**Directions for this task**
Write out, precisely and in full, each line of the material.

**Record list**
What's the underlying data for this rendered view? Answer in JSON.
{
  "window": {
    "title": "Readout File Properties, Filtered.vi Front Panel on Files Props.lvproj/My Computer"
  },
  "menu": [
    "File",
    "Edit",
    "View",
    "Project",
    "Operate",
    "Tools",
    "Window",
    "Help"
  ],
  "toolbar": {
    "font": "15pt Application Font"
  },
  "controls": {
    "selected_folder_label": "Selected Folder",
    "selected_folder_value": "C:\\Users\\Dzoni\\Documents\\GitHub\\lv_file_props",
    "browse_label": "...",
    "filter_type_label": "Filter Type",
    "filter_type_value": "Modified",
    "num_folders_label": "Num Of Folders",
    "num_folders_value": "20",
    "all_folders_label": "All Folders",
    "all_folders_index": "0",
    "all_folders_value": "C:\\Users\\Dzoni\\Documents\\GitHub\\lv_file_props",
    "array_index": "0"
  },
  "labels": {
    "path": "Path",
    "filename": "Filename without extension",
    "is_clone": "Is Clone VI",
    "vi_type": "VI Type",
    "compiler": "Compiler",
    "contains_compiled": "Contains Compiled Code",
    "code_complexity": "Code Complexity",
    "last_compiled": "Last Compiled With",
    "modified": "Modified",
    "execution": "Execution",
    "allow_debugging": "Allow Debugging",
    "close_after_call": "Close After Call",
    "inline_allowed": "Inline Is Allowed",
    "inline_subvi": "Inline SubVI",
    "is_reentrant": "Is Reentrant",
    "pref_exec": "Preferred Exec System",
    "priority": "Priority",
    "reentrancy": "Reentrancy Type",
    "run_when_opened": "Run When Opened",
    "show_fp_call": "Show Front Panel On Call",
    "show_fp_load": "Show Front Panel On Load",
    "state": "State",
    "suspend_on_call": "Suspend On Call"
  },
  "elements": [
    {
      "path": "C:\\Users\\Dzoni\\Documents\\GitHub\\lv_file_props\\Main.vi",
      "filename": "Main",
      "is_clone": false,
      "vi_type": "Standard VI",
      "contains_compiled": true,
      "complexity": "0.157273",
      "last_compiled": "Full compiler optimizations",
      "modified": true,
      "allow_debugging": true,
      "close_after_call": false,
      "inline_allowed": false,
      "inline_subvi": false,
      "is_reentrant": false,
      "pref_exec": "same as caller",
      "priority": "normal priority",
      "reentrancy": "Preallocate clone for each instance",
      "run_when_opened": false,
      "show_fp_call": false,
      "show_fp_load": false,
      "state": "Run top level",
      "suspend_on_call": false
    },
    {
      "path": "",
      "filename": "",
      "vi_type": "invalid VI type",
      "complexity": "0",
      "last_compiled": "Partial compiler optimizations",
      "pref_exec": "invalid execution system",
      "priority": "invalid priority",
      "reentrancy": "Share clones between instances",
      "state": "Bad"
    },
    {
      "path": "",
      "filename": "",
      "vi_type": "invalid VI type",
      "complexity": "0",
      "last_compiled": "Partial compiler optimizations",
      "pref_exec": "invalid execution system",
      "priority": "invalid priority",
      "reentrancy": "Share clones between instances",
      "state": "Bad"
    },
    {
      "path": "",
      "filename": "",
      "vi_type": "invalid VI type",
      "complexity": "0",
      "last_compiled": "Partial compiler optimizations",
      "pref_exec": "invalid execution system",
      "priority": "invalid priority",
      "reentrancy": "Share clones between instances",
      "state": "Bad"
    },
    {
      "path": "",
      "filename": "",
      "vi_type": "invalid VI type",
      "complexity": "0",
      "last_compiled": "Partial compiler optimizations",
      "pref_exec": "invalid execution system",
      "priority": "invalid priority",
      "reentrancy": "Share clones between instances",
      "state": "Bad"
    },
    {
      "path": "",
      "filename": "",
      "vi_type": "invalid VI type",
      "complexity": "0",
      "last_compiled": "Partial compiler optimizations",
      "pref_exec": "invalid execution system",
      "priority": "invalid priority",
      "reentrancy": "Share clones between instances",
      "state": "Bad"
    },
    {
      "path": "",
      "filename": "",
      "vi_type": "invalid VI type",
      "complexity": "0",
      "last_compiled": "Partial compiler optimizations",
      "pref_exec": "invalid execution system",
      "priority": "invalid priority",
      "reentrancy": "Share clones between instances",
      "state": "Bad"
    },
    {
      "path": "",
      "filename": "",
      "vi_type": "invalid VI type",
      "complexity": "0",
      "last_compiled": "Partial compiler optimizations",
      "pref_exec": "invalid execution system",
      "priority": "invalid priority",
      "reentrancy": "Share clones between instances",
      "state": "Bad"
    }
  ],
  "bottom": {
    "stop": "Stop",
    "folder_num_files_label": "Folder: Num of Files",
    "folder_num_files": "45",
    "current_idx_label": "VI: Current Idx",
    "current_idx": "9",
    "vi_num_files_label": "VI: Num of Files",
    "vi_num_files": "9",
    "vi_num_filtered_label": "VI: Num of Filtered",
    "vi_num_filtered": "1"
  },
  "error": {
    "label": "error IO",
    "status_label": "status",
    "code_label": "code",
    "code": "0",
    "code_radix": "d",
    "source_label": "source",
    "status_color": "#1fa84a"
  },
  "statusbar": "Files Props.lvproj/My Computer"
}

**Finished answer**
What's the underlying data for this rendered view? Answer in JSON.
{
  "window": {
    "title": "Readout File Properties, Filtered.vi Front Panel on Files Props.lvproj/My Computer"
  },
  "menu": [
    "File",
    "Edit",
    "View",
    "Project",
    "Operate",
    "Tools",
    "Window",
    "Help"
  ],
  "toolbar": {
    "font": "15pt Application Font"
  },
  "controls": {
    "selected_folder_label": "Selected Folder",
    "selected_folder_value": "C:\\Users\\Dzoni\\Documents\\GitHub\\lv_file_props",
    "browse_label": "...",
    "filter_type_label": "Filter Type",
    "filter_type_value": "Modified",
    "num_folders_label": "Num Of Folders",
    "num_folders_value": "20",
    "all_folders_label": "All Folders",
    "all_folders_index": "0",
    "all_folders_value": "C:\\Users\\Dzoni\\Documents\\GitHub\\lv_file_props",
    "array_index": "0"
  },
  "labels": {
    "path": "Path",
    "filename": "Filename without extension",
    "is_clone": "Is Clone VI",
    "vi_type": "VI Type",
    "compiler": "Compiler",
    "contains_compiled": "Contains Compiled Code",
    "code_complexity": "Code Complexity",
    "last_compiled": "Last Compiled With",
    "modified": "Modified",
    "execution": "Execution",
    "allow_debugging": "Allow Debugging",
    "close_after_call": "Close After Call",
    "inline_allowed": "Inline Is Allowed",
    "inline_subvi": "Inline SubVI",
    "is_reentrant": "Is Reentrant",
    "pref_exec": "Preferred Exec System",
    "priority": "Priority",
    "reentrancy": "Reentrancy Type",
    "run_when_opened": "Run When Opened",
    "show_fp_call": "Show Front Panel On Call",
    "show_fp_load": "Show Front Panel On Load",
    "state": "State",
    "suspend_on_call": "Suspend On Call"
  },
  "elements": [
    {
      "path": "C:\\Users\\Dzoni\\Documents\\GitHub\\lv_file_props\\Main.vi",
      "filename": "Main",
      "is_clone": false,
      "vi_type": "Standard VI",
      "contains_compiled": true,
      "complexity": "0.157273",
      "last_compiled": "Full compiler optimizations",
      "modified": true,
      "allow_debugging": true,
      "close_after_call": false,
      "inline_allowed": false,
      "inline_subvi": false,
      "is_reentrant": false,
      "pref_exec": "same as caller",
      "priority": "normal priority",
      "reentrancy": "Preallocate clone for each instance",
      "run_when_opened": false,
      "show_fp_call": false,
      "show_fp_load": false,
      "state": "Run top level",
      "suspend_on_call": false
    },
    {
      "path": "",
      "filename": "",
      "vi_type": "invalid VI type",
      "complexity": "0",
      "last_compiled": "Partial compiler optimizations",
      "pref_exec": "invalid execution system",
      "priority": "invalid priority",
      "reentrancy": "Share clones between instances",
      "state": "Bad"
    },
    {
      "path": "",
      "filename": "",
      "vi_type": "invalid VI type",
      "complexity": "0",
      "last_compiled": "Partial compiler optimizations",
      "pref_exec": "invalid execution system",
      "priority": "invalid priority",
      "reentrancy": "Share clones between instances",
      "state": "Bad"
    },
    {
      "path": "",
      "filename": "",
      "vi_type": "invalid VI type",
      "complexity": "0",
      "last_compiled": "Partial compiler optimizations",
      "pref_exec": "invalid execution system",
      "priority": "invalid priority",
      "reentrancy": "Share clones between instances",
      "state": "Bad"
    },
    {
      "path": "",
      "filename": "",
      "vi_type": "invalid VI type",
      "complexity": "0",
      "last_compiled": "Partial compiler optimizations",
      "pref_exec": "invalid execution system",
      "priority": "invalid priority",
      "reentrancy": "Share clones between instances",
      "state": "Bad"
    },
    {
      "path": "",
      "filename": "",
      "vi_type": "invalid VI type",
      "complexity": "0",
      "last_compiled": "Partial compiler optimizations",
      "pref_exec": "invalid execution system",
      "priority": "invalid priority",
      "reentrancy": "Share clones between instances",
      "state": "Bad"
    },
    {
      "path": "",
      "filename": "",
      "vi_type": "invalid VI type",
      "complexity": "0",
      "last_compiled": "Partial compiler optimizations",
      "pref_exec": "invalid execution system",
      "priority": "invalid priority",
      "reentrancy": "Share clones between instances",
      "state": "Bad"
    },
    {
      "path": "",
      "filename": "",
      "vi_type": "invalid VI type",
      "complexity": "0",
      "last_compiled": "Partial compiler optimizations",
      "pref_exec": "invalid execution system",
      "priority": "invalid priority",
      "reentrancy": "Share clones between instances",
      "state": "Bad"
    }
  ],
  "bottom": {
    "stop": "Stop",
    "folder_num_files_label": "Folder: Num of Files",
    "folder_num_files": "45",
    "current_idx_label": "VI: Current Idx",
    "current_idx": "9",
    "vi_num_files_label": "VI: Num of Files",
    "vi_num_files": "9",
    "vi_num_filtered_label": "VI: Num of Filtered",
    "vi_num_filtered": "1"
  },
  "error": {
    "label": "error IO",
    "status_label": "status",
    "code_label": "code",
    "code": "0",
    "code_radix": "d",
    "source_label": "source",
    "status_color": "#1fa84a"
  },
  "statusbar": "Files Props.lvproj/My Computer"
}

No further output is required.